> EXERCISE DETAILS: Pictures are not part of the copy; repeat everything else in the records exactly.

> DATA SHOWN:

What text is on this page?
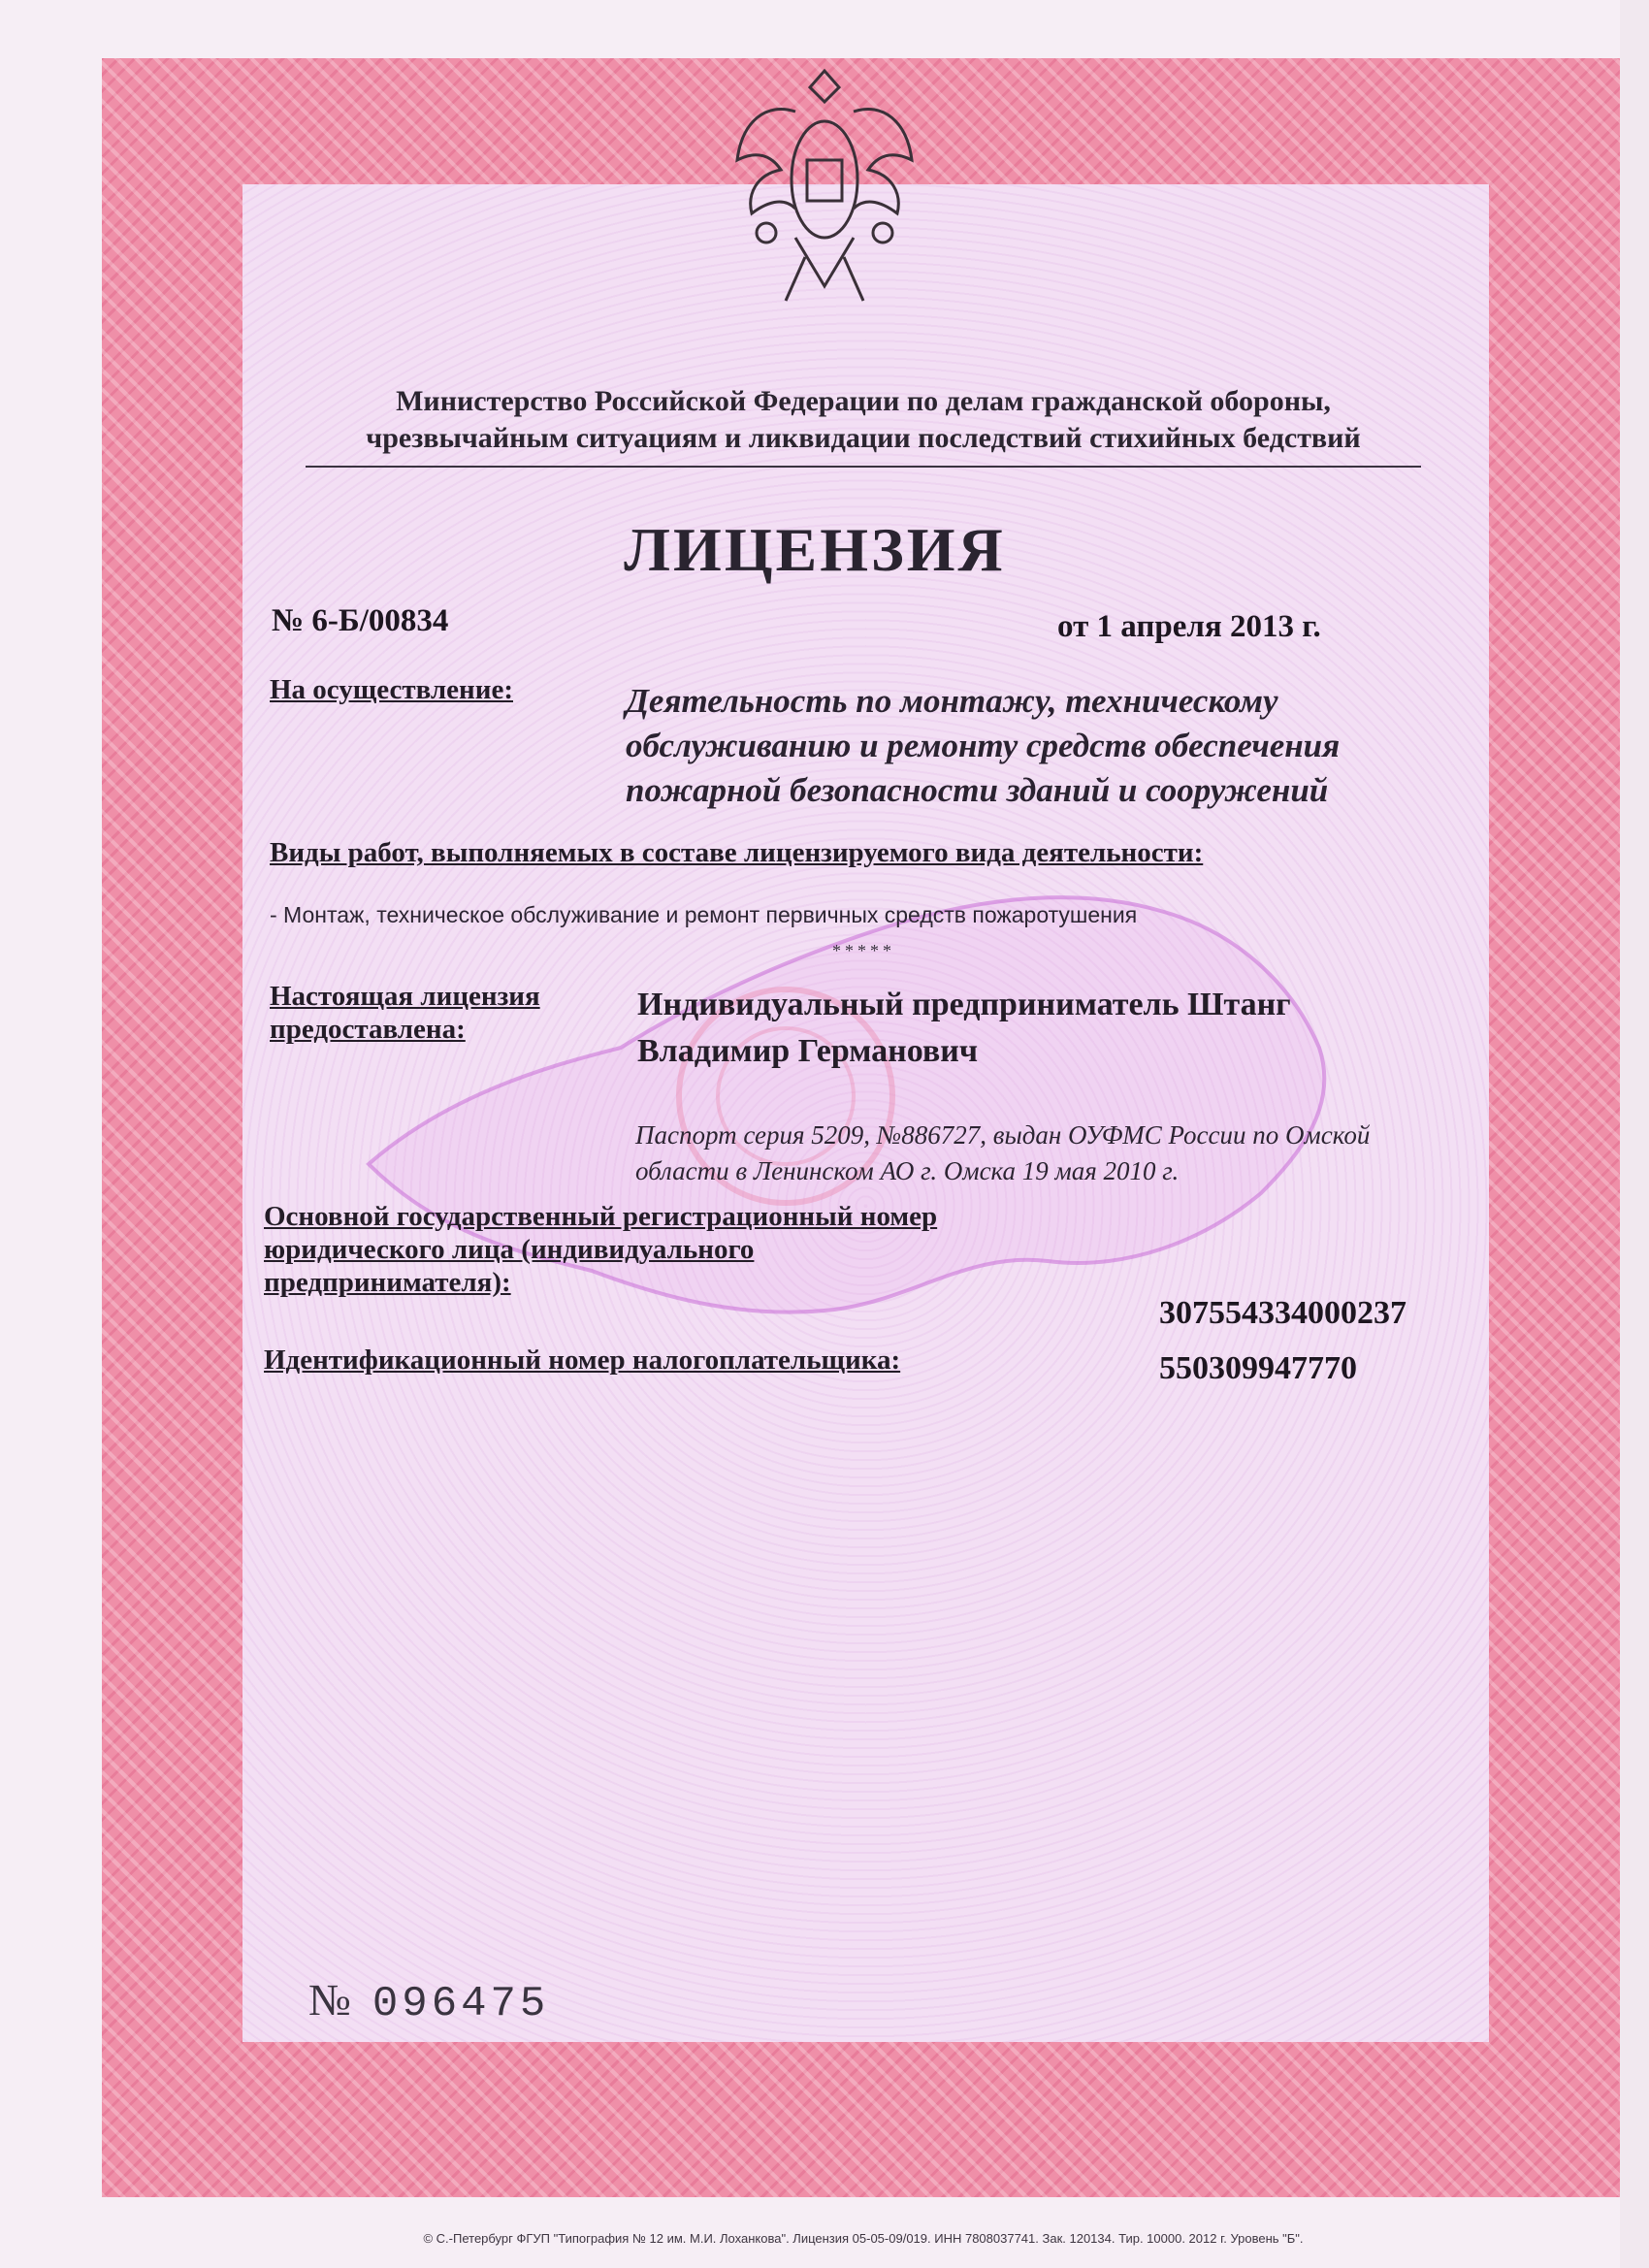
Министерство Российской Федерации по делам гражданской обороны, чрезвычайным ситуациям и ликвидации последствий стихийных бедствий
ЛИЦЕНЗИЯ
№ 6-Б/00834	от 1 апреля 2013 г.
На осуществление:	Деятельность по монтажу, техническому обслуживанию и ремонту средств обеспечения пожарной безопасности зданий и сооружений
Виды работ, выполняемых в составе лицензируемого вида деятельности:
- Монтаж, техническое обслуживание и ремонт первичных средств пожаротушения
*****
Настоящая лицензия предоставлена:
Индивидуальный предприниматель Штанг Владимир Германович
Паспорт серия 5209, №886727, выдан ОУФМС России по Омской области в Ленинском АО г. Омска 19 мая 2010 г.
Основной государственный регистрационный номер юридического лица (индивидуального предпринимателя):
307554334000237
Идентификационный номер налогоплательщика:	550309947770
№ 096475
© С.-Петербург ФГУП "Типография № 12 им. М.И. Лоханкова". Лицензия 05-05-09/019. ИНН 7808037741. Зак. 120134. Тир. 10000. 2012 г. Уровень "Б".
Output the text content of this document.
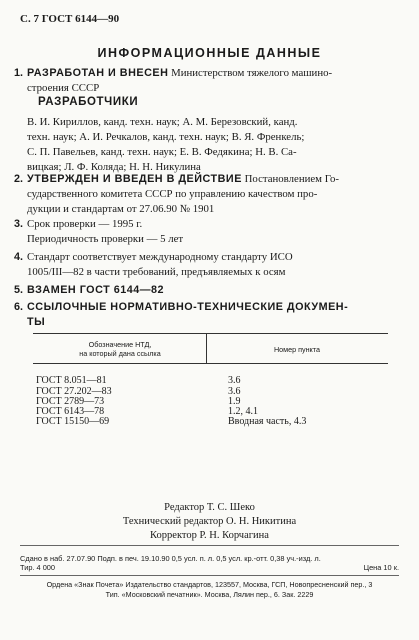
С. 7 ГОСТ 6144—90
ИНФОРМАЦИОННЫЕ ДАННЫЕ
1. РАЗРАБОТАН И ВНЕСЕН Министерством тяжелого машино-
строения СССР
РАЗРАБОТЧИКИ
В. И. Кириллов, канд. техн. наук; А. М. Березовский, канд.
техн. наук; А. И. Речкалов, канд. техн. наук; В. Я. Френкель;
С. П. Павельев, канд. техн. наук; Е. В. Федякина; Н. В. Са-
вицкая; Л. Ф. Коляда; Н. Н. Никулина
2. УТВЕРЖДЕН И ВВЕДЕН В ДЕЙСТВИЕ Постановлением Го-
сударственного комитета СССР по управлению качеством про-
дукции и стандартам от 27.06.90 № 1901
3. Срок проверки — 1995 г.
Периодичность проверки — 5 лет
4. Стандарт соответствует международному стандарту ИСО
1005/III—82 в части требований, предъявляемых к осям
5. ВЗАМЕН ГОСТ 6144—82
6. ССЫЛОЧНЫЕ НОРМАТИВНО-ТЕХНИЧЕСКИЕ ДОКУМЕН-
ТЫ
Обозначение НТД,
на который дана ссылка	Номер пункта
ГОСТ 8.051—81	3.6
ГОСТ 27.202—83	3.6
ГОСТ 2789—73	1.9
ГОСТ 6143—78	1.2, 4.1
ГОСТ 15150—69	Вводная часть, 4.3
Редактор Т. С. Шеко
Технический редактор О. Н. Никитина
Корректор Р. Н. Корчагина
Сдано в наб. 27.07.90 Подп. в печ. 19.10.90 0,5 усл. п. л. 0,5 усл. кр.-отт. 0,38 уч.-изд. л.
Тир. 4 000	Цена 10 к.
Ордена «Знак Почета» Издательство стандартов, 123557, Москва, ГСП, Новопресненский пер., 3
Тип. «Московский печатник». Москва, Лялин пер., 6. Зак. 2229
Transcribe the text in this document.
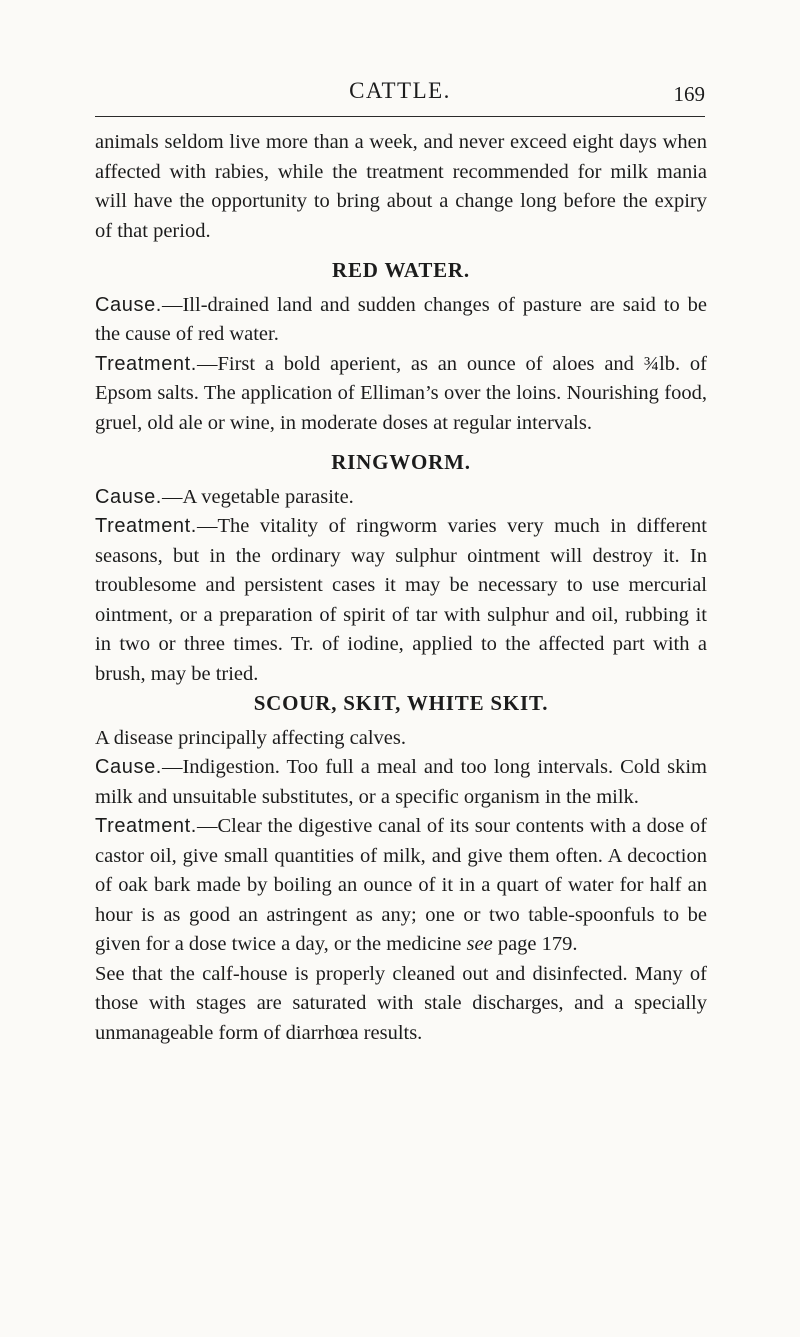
CATTLE.	169

animals seldom live more than a week, and never exceed eight days when affected with rabies, while the treatment recommended for milk mania will have the opportunity to bring about a change long before the expiry of that period.

RED WATER.

Cause.—Ill-drained land and sudden changes of pasture are said to be the cause of red water.

Treatment.—First a bold aperient, as an ounce of aloes and ¾lb. of Epsom salts. The application of Elliman’s over the loins. Nourishing food, gruel, old ale or wine, in moderate doses at regular intervals.

RINGWORM.

Cause.—A vegetable parasite.

Treatment.—The vitality of ringworm varies very much in different seasons, but in the ordinary way sulphur ointment will destroy it. In troublesome and persistent cases it may be necessary to use mercurial ointment, or a preparation of spirit of tar with sulphur and oil, rubbing it in two or three times. Tr. of iodine, applied to the affected part with a brush, may be tried.

SCOUR, SKIT, WHITE SKIT.

A disease principally affecting calves.

Cause.—Indigestion. Too full a meal and too long intervals. Cold skim milk and unsuitable substitutes, or a specific organism in the milk.

Treatment.—Clear the digestive canal of its sour contents with a dose of castor oil, give small quantities of milk, and give them often. A decoction of oak bark made by boiling an ounce of it in a quart of water for half an hour is as good an astringent as any; one or two table-spoonfuls to be given for a dose twice a day, or the medicine see page 179.

See that the calf-house is properly cleaned out and disinfected. Many of those with stages are saturated with stale discharges, and a specially unmanageable form of diarrhœa results.
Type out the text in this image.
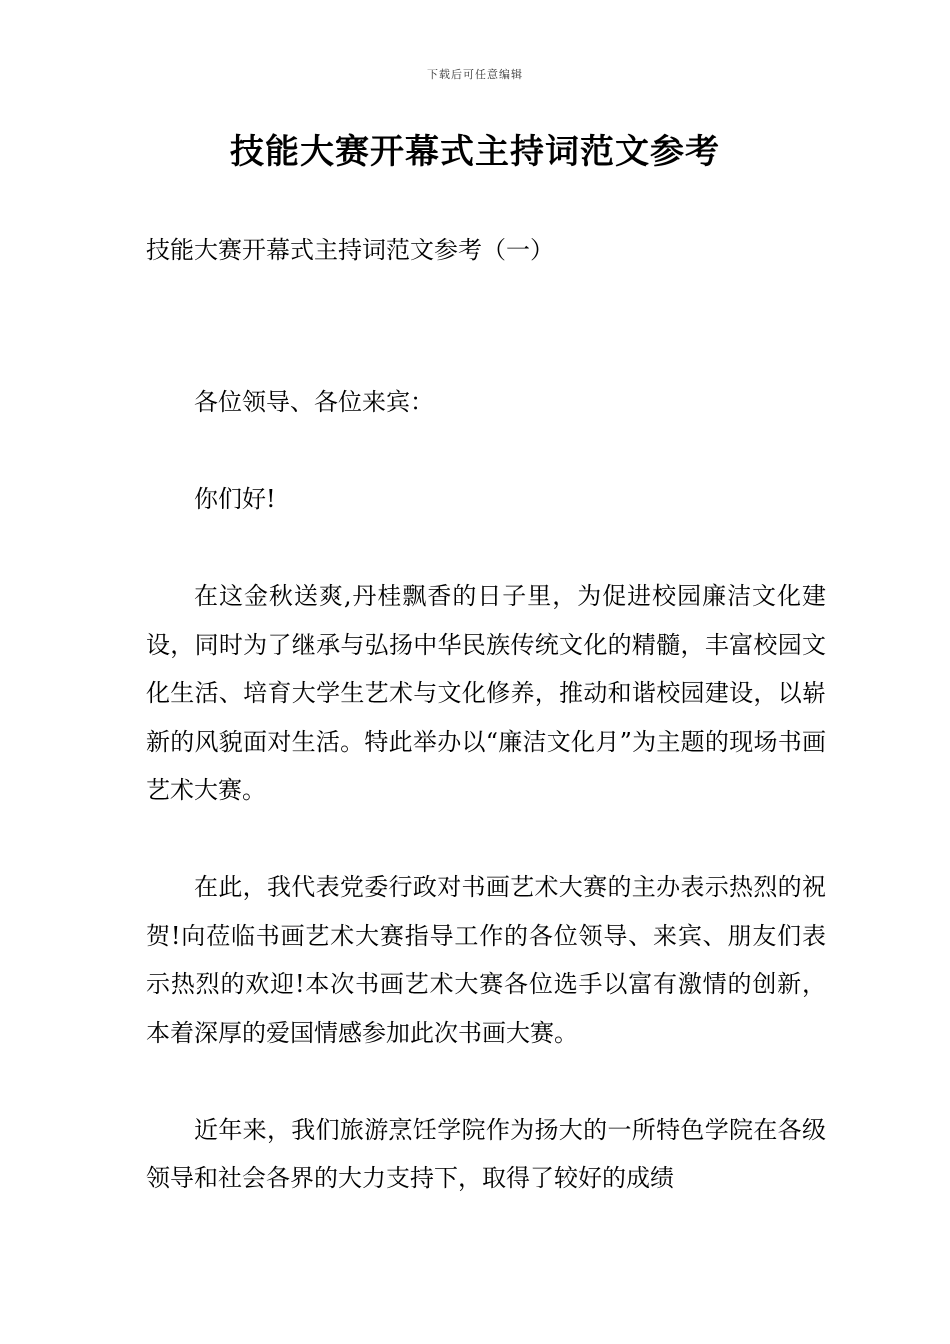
下载后可任意编辑
技能大赛开幕式主持词范文参考
技能大赛开幕式主持词范文参考（一）

各位领导、各位来宾：

你们好!

在这金秋送爽,丹桂飘香的日子里，为促进校园廉洁文化建设，同时为了继承与弘扬中华民族传统文化的精髓，丰富校园文化生活、培育大学生艺术与文化修养，推动和谐校园建设，以崭新的风貌面对生活。特此举办以“廉洁文化月”为主题的现场书画艺术大赛。

在此，我代表党委行政对书画艺术大赛的主办表示热烈的祝贺!向莅临书画艺术大赛指导工作的各位领导、来宾、朋友们表示热烈的欢迎!本次书画艺术大赛各位选手以富有激情的创新，本着深厚的爱国情感参加此次书画大赛。

近年来，我们旅游烹饪学院作为扬大的一所特色学院在各级领导和社会各界的大力支持下，取得了较好的成绩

> ANSWER:
What text is on this page?
Министерство Российской Федерации по делам гражданской обороны, чрезвычайным ситуациям и ликвидации последствий стихийных бедствий
ЛИЦЕНЗИЯ
№ 6-Б/00834	от 1 апреля 2013 г.
На осуществление:	Деятельность по монтажу, техническому обслуживанию и ремонту средств обеспечения пожарной безопасности зданий и сооружений
Виды работ, выполняемых в составе лицензируемого вида деятельности:
- Монтаж, техническое обслуживание и ремонт первичных средств пожаротушения
*****
Настоящая лицензия предоставлена:
Индивидуальный предприниматель Штанг Владимир Германович
Паспорт серия 5209, №886727, выдан ОУФМС России по Омской области в Ленинском АО г. Омска 19 мая 2010 г.
Основной государственный регистрационный номер юридического лица (индивидуального предпринимателя):
307554334000237
Идентификационный номер налогоплательщика:	550309947770
№ 096475
© С.-Петербург ФГУП "Типография № 12 им. М.И. Лоханкова". Лицензия 05-05-09/019. ИНН 7808037741. Зак. 120134. Тир. 10000. 2012 г. Уровень "Б".
Output the text content of this document.
С. 7 ГОСТ 6144—90
ИНФОРМАЦИОННЫЕ ДАННЫЕ
1. РАЗРАБОТАН И ВНЕСЕН Министерством тяжелого машино-
строения СССР
РАЗРАБОТЧИКИ
В. И. Кириллов, канд. техн. наук; А. М. Березовский, канд.
техн. наук; А. И. Речкалов, канд. техн. наук; В. Я. Френкель;
С. П. Павельев, канд. техн. наук; Е. В. Федякина; Н. В. Са-
вицкая; Л. Ф. Коляда; Н. Н. Никулина
2. УТВЕРЖДЕН И ВВЕДЕН В ДЕЙСТВИЕ Постановлением Го-
сударственного комитета СССР по управлению качеством про-
дукции и стандартам от 27.06.90 № 1901
3. Срок проверки — 1995 г.
Периодичность проверки — 5 лет
4. Стандарт соответствует международному стандарту ИСО
1005/III—82 в части требований, предъявляемых к осям
5. ВЗАМЕН ГОСТ 6144—82
6. ССЫЛОЧНЫЕ НОРМАТИВНО-ТЕХНИЧЕСКИЕ ДОКУМЕН-
ТЫ
Обозначение НТД,
на который дана ссылка	Номер пункта
ГОСТ 8.051—81	3.6
ГОСТ 27.202—83	3.6
ГОСТ 2789—73	1.9
ГОСТ 6143—78	1.2, 4.1
ГОСТ 15150—69	Вводная часть, 4.3
Редактор Т. С. Шеко
Технический редактор О. Н. Никитина
Корректор Р. Н. Корчагина
Сдано в наб. 27.07.90 Подп. в печ. 19.10.90 0,5 усл. п. л. 0,5 усл. кр.-отт. 0,38 уч.-изд. л.
Тир. 4 000	Цена 10 к.
Ордена «Знак Почета» Издательство стандартов, 123557, Москва, ГСП, Новопресненский пер., 3
Тип. «Московский печатник». Москва, Лялин пер., 6. Зак. 2229
Transcribe the text in this document.
CATTLE.	169

animals seldom live more than a week, and never exceed eight days when affected with rabies, while the treatment recommended for milk mania will have the opportunity to bring about a change long before the expiry of that period.

RED WATER.

Cause.—Ill-drained land and sudden changes of pasture are said to be the cause of red water.

Treatment.—First a bold aperient, as an ounce of aloes and ¾lb. of Epsom salts. The application of Elliman’s over the loins. Nourishing food, gruel, old ale or wine, in moderate doses at regular intervals.

RINGWORM.

Cause.—A vegetable parasite.

Treatment.—The vitality of ringworm varies very much in different seasons, but in the ordinary way sulphur ointment will destroy it. In troublesome and persistent cases it may be necessary to use mercurial ointment, or a preparation of spirit of tar with sulphur and oil, rubbing it in two or three times. Tr. of iodine, applied to the affected part with a brush, may be tried.

SCOUR, SKIT, WHITE SKIT.

A disease principally affecting calves.

Cause.—Indigestion. Too full a meal and too long intervals. Cold skim milk and unsuitable substitutes, or a specific organism in the milk.

Treatment.—Clear the digestive canal of its sour contents with a dose of castor oil, give small quantities of milk, and give them often. A decoction of oak bark made by boiling an ounce of it in a quart of water for half an hour is as good an astringent as any; one or two table-spoonfuls to be given for a dose twice a day, or the medicine see page 179.

See that the calf-house is properly cleaned out and disinfected. Many of those with stages are saturated with stale discharges, and a specially unmanageable form of diarrhœa results.
Type out the text in this image.
下载后可任意编辑
技能大赛开幕式主持词范文参考
技能大赛开幕式主持词范文参考（一）

各位领导、各位来宾：

你们好!

在这金秋送爽,丹桂飘香的日子里，为促进校园廉洁文化建设，同时为了继承与弘扬中华民族传统文化的精髓，丰富校园文化生活、培育大学生艺术与文化修养，推动和谐校园建设，以崭新的风貌面对生活。特此举办以“廉洁文化月”为主题的现场书画艺术大赛。

在此，我代表党委行政对书画艺术大赛的主办表示热烈的祝贺!向莅临书画艺术大赛指导工作的各位领导、来宾、朋友们表示热烈的欢迎!本次书画艺术大赛各位选手以富有激情的创新，本着深厚的爱国情感参加此次书画大赛。

近年来，我们旅游烹饪学院作为扬大的一所特色学院在各级领导和社会各界的大力支持下，取得了较好的成绩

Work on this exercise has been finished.